▸ **The problem**
Repeat all the records exactly, omitting pictures.

Input start

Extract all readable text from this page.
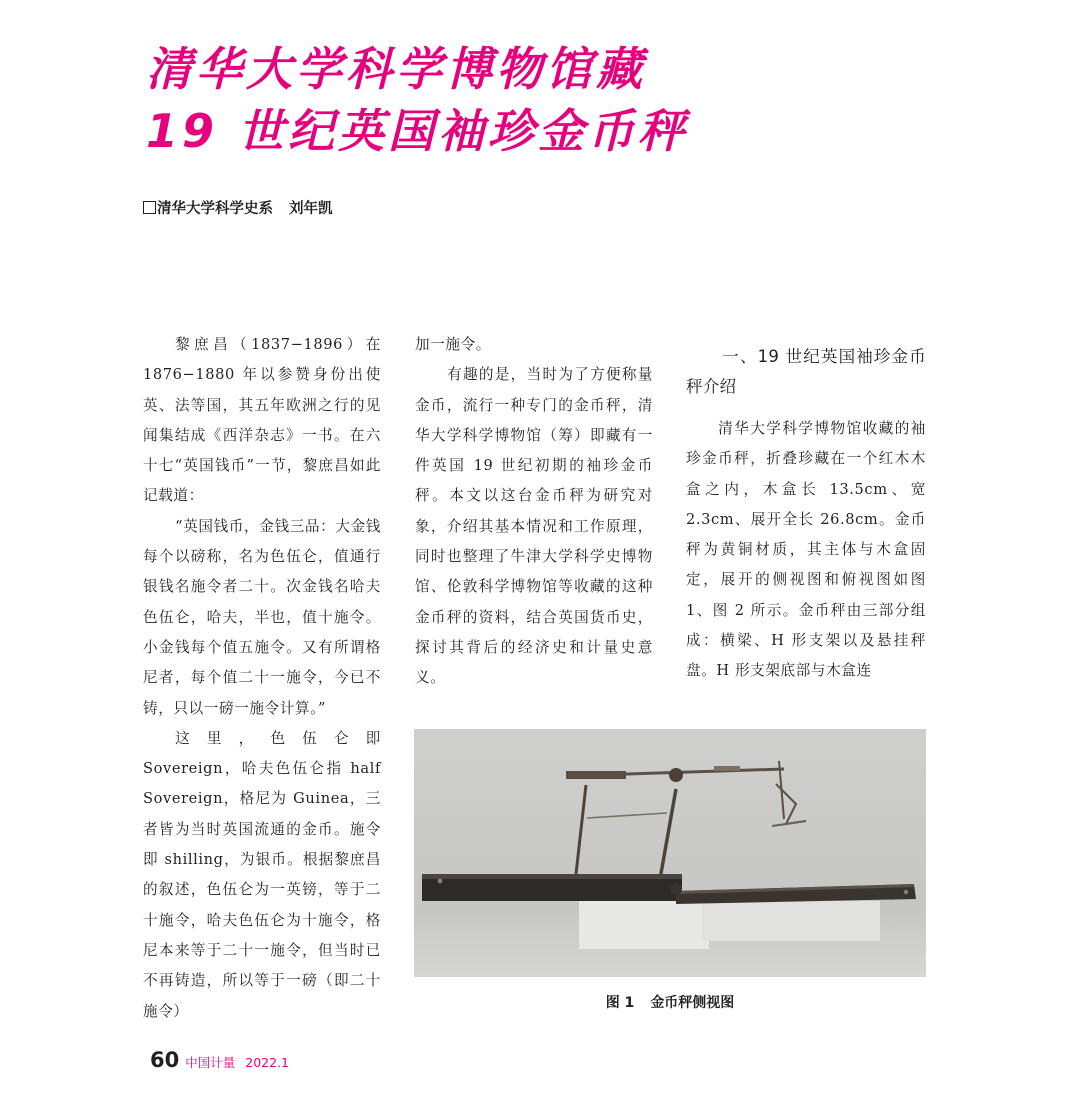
清华大学科学博物馆藏
19 世纪英国袖珍金币秤
清华大学科学史系 刘年凯

黎庶昌（1837−1896）在 1876−1880 年以参赞身份出使英、法等国，其五年欧洲之行的见闻集结成《西洋杂志》一书。在六十七“英国钱币”一节，黎庶昌如此记载道：

“英国钱币，金钱三品：大金钱每个以磅称，名为色伍仑，值通行银钱名施令者二十。次金钱名哈夫色伍仑，哈夫，半也，值十施令。小金钱每个值五施令。又有所谓格尼者，每个值二十一施令，今已不铸，只以一磅一施令计算。”

这里，色伍仑即 Sovereign，哈夫色伍仑指 half Sovereign，格尼为 Guinea，三者皆为当时英国流通的金币。施令即 shilling，为银币。根据黎庶昌的叙述，色伍仑为一英镑，等于二十施令，哈夫色伍仑为十施令，格尼本来等于二十一施令，但当时已不再铸造，所以等于一磅（即二十施令）

加一施令。

有趣的是，当时为了方便称量金币，流行一种专门的金币秤，清华大学科学博物馆（筹）即藏有一件英国 19 世纪初期的袖珍金币秤。本文以这台金币秤为研究对象，介绍其基本情况和工作原理，同时也整理了牛津大学科学史博物馆、伦敦科学博物馆等收藏的这种金币秤的资料，结合英国货币史，探讨其背后的经济史和计量史意义。

一、19 世纪英国袖珍金币秤介绍

清华大学科学博物馆收藏的袖珍金币秤，折叠珍藏在一个红木木盒之内，木盒长 13.5cm、宽 2.3cm、展开全长 26.8cm。金币秤为黄铜材质，其主体与木盒固定，展开的侧视图和俯视图如图 1、图 2 所示。金币秤由三部分组成：横梁、H 形支架以及悬挂秤盘。H 形支架底部与木盒连

图 1 金币秤侧视图
60 中国计量 2022.1
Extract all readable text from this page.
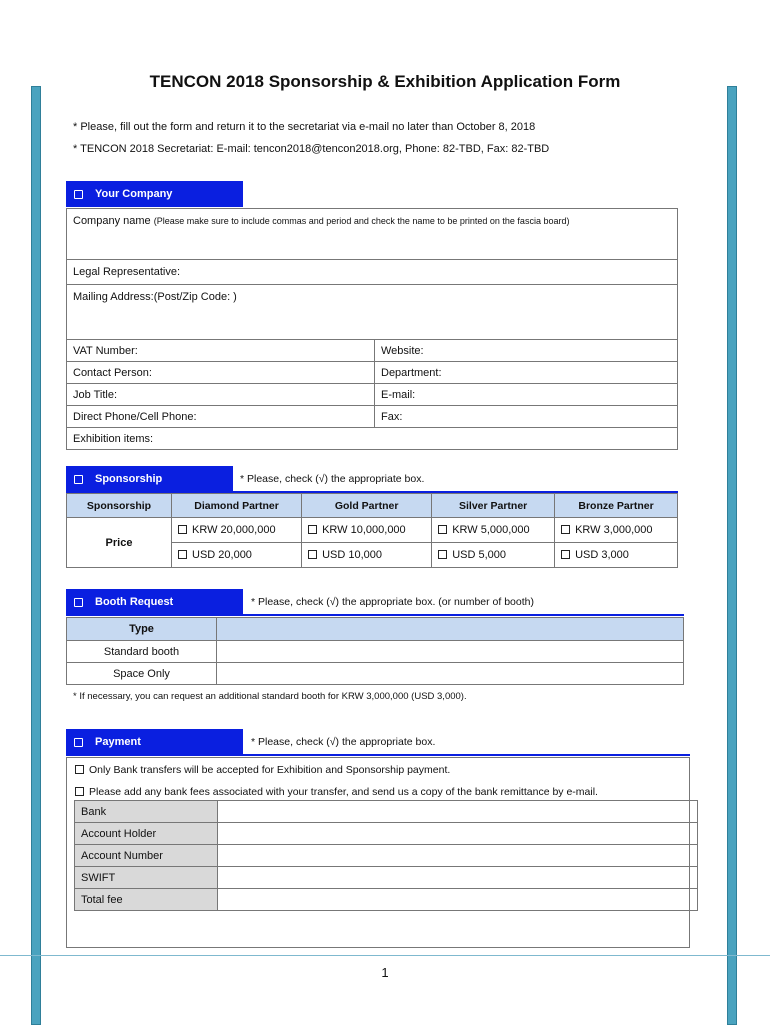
TENCON 2018 Sponsorship & Exhibition Application Form
* Please, fill out the form and return it to the secretariat via e-mail no later than October 8, 2018
* TENCON 2018 Secretariat: E-mail: tencon2018@tencon2018.org, Phone: 82-TBD, Fax: 82-TBD
Your Company
Company name (Please make sure to include commas and period and check the name to be printed on the fascia board)	
Legal Representative:	
Mailing Address:(Post/Zip Code: )	
VAT Number:	Website:
Contact Person:	Department:
Job Title:	E-mail:
Direct Phone/Cell Phone:	Fax:
Exhibition items:	
Sponsorship	* Please, check (√) the appropriate box.
Sponsorship	Diamond Partner	Gold Partner	Silver Partner	Bronze Partner
Price	KRW 20,000,000	KRW 10,000,000	KRW 5,000,000	KRW 3,000,000
	USD 20,000	USD 10,000	USD 5,000	USD 3,000
Booth Request	* Please, check (√) the appropriate box. (or number of booth)
Type	
Standard booth	
Space Only	
* If necessary, you can request an additional standard booth for KRW 3,000,000 (USD 3,000).
Payment	* Please, check (√) the appropriate box.
Only Bank transfers will be accepted for Exhibition and Sponsorship payment.
Please add any bank fees associated with your transfer, and send us a copy of the bank remittance by e-mail.
Bank	
Account Holder	
Account Number	
SWIFT	
Total fee	
1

Input end

▸ **Written response**
Extract all readable text from this page.
清华大学科学博物馆藏
19 世纪英国袖珍金币秤
清华大学科学史系 刘年凯

黎庶昌（1837−1896）在 1876−1880 年以参赞身份出使英、法等国，其五年欧洲之行的见闻集结成《西洋杂志》一书。在六十七“英国钱币”一节，黎庶昌如此记载道：

“英国钱币，金钱三品：大金钱每个以磅称，名为色伍仑，值通行银钱名施令者二十。次金钱名哈夫色伍仑，哈夫，半也，值十施令。小金钱每个值五施令。又有所谓格尼者，每个值二十一施令，今已不铸，只以一磅一施令计算。”

这里，色伍仑即 Sovereign，哈夫色伍仑指 half Sovereign，格尼为 Guinea，三者皆为当时英国流通的金币。施令即 shilling，为银币。根据黎庶昌的叙述，色伍仑为一英镑，等于二十施令，哈夫色伍仑为十施令，格尼本来等于二十一施令，但当时已不再铸造，所以等于一磅（即二十施令）

加一施令。

有趣的是，当时为了方便称量金币，流行一种专门的金币秤，清华大学科学博物馆（筹）即藏有一件英国 19 世纪初期的袖珍金币秤。本文以这台金币秤为研究对象，介绍其基本情况和工作原理，同时也整理了牛津大学科学史博物馆、伦敦科学博物馆等收藏的这种金币秤的资料，结合英国货币史，探讨其背后的经济史和计量史意义。

一、19 世纪英国袖珍金币秤介绍

清华大学科学博物馆收藏的袖珍金币秤，折叠珍藏在一个红木木盒之内，木盒长 13.5cm、宽 2.3cm、展开全长 26.8cm。金币秤为黄铜材质，其主体与木盒固定，展开的侧视图和俯视图如图 1、图 2 所示。金币秤由三部分组成：横梁、H 形支架以及悬挂秤盘。H 形支架底部与木盒连

图 1 金币秤侧视图
60 中国计量 2022.1
Extract all readable text from this page.
TENCON 2018 Sponsorship & Exhibition Application Form
* Please, fill out the form and return it to the secretariat via e-mail no later than October 8, 2018
* TENCON 2018 Secretariat: E-mail: tencon2018@tencon2018.org, Phone: 82-TBD, Fax: 82-TBD
Your Company
Company name (Please make sure to include commas and period and check the name to be printed on the fascia board)	
Legal Representative:	
Mailing Address:(Post/Zip Code: )	
VAT Number:	Website:
Contact Person:	Department:
Job Title:	E-mail:
Direct Phone/Cell Phone:	Fax:
Exhibition items:	
Sponsorship	* Please, check (√) the appropriate box.
Sponsorship	Diamond Partner	Gold Partner	Silver Partner	Bronze Partner
Price	KRW 20,000,000	KRW 10,000,000	KRW 5,000,000	KRW 3,000,000
	USD 20,000	USD 10,000	USD 5,000	USD 3,000
Booth Request	* Please, check (√) the appropriate box. (or number of booth)
Type	
Standard booth	
Space Only	
* If necessary, you can request an additional standard booth for KRW 3,000,000 (USD 3,000).
Payment	* Please, check (√) the appropriate box.
Only Bank transfers will be accepted for Exhibition and Sponsorship payment.
Please add any bank fees associated with your transfer, and send us a copy of the bank remittance by e-mail.
Bank	
Account Holder	
Account Number	
SWIFT	
Total fee	
1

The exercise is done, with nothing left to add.